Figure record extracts
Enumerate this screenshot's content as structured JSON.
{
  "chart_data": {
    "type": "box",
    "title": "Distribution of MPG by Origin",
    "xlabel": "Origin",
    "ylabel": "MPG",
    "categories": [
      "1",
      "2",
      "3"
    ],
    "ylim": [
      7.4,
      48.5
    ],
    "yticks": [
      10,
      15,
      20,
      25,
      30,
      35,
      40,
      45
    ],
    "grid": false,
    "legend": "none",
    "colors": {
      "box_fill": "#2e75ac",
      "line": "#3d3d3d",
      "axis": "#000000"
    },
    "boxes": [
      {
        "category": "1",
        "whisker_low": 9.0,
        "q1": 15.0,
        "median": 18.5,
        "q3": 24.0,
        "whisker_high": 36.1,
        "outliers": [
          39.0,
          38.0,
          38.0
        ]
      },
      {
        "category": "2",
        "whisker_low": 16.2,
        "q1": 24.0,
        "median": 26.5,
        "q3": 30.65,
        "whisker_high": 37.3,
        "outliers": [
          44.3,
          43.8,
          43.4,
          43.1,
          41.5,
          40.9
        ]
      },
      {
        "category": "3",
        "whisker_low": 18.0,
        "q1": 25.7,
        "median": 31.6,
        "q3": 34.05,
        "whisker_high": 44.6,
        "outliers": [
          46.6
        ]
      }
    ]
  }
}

» Prompt
Copy the material above back out, exactly as written.

» Full answer
Enumerate this screenshot's content as structured JSON.
{
  "chart_data": {
    "type": "box",
    "title": "Distribution of MPG by Origin",
    "xlabel": "Origin",
    "ylabel": "MPG",
    "categories": [
      "1",
      "2",
      "3"
    ],
    "ylim": [
      7.4,
      48.5
    ],
    "yticks": [
      10,
      15,
      20,
      25,
      30,
      35,
      40,
      45
    ],
    "grid": false,
    "legend": "none",
    "colors": {
      "box_fill": "#2e75ac",
      "line": "#3d3d3d",
      "axis": "#000000"
    },
    "boxes": [
      {
        "category": "1",
        "whisker_low": 9.0,
        "q1": 15.0,
        "median": 18.5,
        "q3": 24.0,
        "whisker_high": 36.1,
        "outliers": [
          39.0,
          38.0,
          38.0
        ]
      },
      {
        "category": "2",
        "whisker_low": 16.2,
        "q1": 24.0,
        "median": 26.5,
        "q3": 30.65,
        "whisker_high": 37.3,
        "outliers": [
          44.3,
          43.8,
          43.4,
          43.1,
          41.5,
          40.9
        ]
      },
      {
        "category": "3",
        "whisker_low": 18.0,
        "q1": 25.7,
        "median": 31.6,
        "q3": 34.05,
        "whisker_high": 44.6,
        "outliers": [
          46.6
        ]
      }
    ]
  }
}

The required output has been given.